LISTED ENTRIES:
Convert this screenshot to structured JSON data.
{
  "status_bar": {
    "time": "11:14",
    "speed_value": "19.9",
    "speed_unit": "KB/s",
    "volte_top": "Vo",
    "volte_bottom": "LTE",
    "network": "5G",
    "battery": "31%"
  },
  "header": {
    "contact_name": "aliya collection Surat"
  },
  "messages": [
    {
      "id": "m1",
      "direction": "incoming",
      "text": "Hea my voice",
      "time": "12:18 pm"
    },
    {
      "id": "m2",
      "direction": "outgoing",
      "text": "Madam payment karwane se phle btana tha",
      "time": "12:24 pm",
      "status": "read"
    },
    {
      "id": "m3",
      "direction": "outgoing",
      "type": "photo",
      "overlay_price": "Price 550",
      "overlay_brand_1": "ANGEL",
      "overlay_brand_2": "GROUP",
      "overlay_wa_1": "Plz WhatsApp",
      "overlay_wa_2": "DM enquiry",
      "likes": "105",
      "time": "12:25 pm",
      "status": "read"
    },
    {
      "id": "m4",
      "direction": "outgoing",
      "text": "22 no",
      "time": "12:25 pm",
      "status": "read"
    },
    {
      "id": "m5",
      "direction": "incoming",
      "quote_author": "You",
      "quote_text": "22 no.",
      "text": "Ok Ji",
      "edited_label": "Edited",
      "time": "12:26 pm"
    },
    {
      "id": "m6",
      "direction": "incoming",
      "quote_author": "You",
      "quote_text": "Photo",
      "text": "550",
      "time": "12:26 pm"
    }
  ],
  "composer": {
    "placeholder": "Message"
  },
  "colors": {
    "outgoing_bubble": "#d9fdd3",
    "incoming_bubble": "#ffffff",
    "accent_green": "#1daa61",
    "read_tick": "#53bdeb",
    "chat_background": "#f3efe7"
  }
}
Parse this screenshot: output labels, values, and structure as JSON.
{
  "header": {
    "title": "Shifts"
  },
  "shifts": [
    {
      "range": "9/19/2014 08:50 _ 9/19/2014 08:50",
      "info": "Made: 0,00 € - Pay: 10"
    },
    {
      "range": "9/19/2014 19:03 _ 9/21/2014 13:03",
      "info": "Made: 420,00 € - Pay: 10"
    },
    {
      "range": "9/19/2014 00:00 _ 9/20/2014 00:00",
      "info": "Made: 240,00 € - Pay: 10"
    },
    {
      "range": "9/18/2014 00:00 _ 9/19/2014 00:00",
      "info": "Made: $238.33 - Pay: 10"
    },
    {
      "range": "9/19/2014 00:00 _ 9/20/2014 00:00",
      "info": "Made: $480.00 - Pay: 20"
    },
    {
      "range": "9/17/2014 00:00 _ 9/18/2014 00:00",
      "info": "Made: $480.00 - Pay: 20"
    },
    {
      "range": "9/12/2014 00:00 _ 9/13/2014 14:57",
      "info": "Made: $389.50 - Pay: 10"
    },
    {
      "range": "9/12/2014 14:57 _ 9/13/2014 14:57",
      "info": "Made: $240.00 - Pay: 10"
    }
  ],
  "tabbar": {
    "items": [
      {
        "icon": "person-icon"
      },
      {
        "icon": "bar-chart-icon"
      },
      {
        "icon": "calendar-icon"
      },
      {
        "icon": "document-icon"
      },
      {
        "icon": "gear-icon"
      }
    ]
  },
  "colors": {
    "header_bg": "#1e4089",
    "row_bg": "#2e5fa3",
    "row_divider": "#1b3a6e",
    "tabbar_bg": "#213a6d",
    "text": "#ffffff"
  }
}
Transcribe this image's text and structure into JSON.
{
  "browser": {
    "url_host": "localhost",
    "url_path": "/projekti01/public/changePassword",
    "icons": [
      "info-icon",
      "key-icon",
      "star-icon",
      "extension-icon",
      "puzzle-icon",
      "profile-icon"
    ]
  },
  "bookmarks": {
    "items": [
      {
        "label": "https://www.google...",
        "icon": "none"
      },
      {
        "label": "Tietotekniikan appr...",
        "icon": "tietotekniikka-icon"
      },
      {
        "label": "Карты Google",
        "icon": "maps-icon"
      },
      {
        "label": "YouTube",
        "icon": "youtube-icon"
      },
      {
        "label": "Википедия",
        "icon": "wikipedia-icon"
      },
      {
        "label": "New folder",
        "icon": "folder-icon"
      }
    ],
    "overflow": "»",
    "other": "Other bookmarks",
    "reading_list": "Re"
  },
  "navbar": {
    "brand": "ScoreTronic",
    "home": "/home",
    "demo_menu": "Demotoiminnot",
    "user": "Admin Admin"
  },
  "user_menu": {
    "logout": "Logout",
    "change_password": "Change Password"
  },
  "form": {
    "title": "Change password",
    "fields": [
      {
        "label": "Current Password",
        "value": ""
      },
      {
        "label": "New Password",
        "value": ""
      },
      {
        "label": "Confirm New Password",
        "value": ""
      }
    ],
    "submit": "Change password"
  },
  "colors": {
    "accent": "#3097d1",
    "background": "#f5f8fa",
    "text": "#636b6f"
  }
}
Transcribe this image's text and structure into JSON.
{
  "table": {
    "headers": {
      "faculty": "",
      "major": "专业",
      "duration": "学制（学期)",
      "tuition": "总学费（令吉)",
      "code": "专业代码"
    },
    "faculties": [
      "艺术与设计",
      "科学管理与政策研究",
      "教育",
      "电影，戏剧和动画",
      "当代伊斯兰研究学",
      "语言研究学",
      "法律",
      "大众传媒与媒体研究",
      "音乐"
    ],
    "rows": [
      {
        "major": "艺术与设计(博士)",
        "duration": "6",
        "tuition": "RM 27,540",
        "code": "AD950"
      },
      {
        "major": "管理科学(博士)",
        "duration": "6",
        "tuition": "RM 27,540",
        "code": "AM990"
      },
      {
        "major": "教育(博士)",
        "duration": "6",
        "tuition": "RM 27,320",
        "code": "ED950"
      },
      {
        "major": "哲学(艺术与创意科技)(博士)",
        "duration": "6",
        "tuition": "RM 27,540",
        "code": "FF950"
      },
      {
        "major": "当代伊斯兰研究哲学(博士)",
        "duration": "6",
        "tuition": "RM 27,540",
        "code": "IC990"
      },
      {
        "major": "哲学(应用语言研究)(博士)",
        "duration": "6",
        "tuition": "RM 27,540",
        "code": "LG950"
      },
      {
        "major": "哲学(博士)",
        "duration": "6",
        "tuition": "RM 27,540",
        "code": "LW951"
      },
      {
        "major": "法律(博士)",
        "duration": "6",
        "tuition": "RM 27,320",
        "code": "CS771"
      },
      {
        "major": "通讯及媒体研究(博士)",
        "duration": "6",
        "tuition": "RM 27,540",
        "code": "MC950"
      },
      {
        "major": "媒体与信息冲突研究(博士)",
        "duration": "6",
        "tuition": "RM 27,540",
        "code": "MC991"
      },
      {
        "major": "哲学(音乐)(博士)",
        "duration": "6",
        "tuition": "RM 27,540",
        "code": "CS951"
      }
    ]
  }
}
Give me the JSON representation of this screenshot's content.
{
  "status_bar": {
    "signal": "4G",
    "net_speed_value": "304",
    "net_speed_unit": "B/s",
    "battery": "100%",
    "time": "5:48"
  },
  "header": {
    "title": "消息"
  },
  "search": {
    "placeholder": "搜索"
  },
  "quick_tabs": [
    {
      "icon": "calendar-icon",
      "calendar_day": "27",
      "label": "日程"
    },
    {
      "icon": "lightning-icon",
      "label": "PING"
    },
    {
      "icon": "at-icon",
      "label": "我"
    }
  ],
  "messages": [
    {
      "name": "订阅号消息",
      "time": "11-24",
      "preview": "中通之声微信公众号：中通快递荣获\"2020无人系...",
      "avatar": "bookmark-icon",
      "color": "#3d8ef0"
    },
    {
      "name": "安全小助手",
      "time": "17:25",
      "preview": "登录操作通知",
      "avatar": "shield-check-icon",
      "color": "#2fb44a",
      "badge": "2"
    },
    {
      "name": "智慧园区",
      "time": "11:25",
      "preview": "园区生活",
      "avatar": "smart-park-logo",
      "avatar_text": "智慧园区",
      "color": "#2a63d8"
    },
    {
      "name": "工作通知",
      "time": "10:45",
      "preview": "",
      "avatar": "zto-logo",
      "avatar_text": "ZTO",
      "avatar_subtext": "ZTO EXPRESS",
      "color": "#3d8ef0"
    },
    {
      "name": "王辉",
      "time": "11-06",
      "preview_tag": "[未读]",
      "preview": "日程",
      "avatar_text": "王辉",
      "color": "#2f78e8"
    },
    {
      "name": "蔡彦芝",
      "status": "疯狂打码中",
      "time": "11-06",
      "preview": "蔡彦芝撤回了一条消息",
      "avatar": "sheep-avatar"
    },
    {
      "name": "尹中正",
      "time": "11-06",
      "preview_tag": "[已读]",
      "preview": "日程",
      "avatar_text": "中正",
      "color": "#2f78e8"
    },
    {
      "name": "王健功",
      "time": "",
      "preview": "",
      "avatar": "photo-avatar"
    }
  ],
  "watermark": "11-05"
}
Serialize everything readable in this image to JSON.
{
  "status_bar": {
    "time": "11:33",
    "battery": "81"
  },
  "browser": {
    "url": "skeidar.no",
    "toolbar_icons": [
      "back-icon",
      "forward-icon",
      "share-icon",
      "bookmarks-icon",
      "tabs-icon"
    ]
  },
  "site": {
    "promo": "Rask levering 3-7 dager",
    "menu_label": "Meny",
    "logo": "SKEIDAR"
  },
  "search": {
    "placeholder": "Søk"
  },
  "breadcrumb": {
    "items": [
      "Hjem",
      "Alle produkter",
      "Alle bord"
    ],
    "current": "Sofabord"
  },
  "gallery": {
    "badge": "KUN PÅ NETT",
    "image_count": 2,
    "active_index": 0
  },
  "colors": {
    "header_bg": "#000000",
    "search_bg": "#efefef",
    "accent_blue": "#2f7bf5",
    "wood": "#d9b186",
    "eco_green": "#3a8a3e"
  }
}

EXERCISE: Find each line holding "placeholder". Copy it out.

TASK RESULT:
    "placeholder": "Message"
    "placeholder": "搜索"
    "placeholder": "Søk"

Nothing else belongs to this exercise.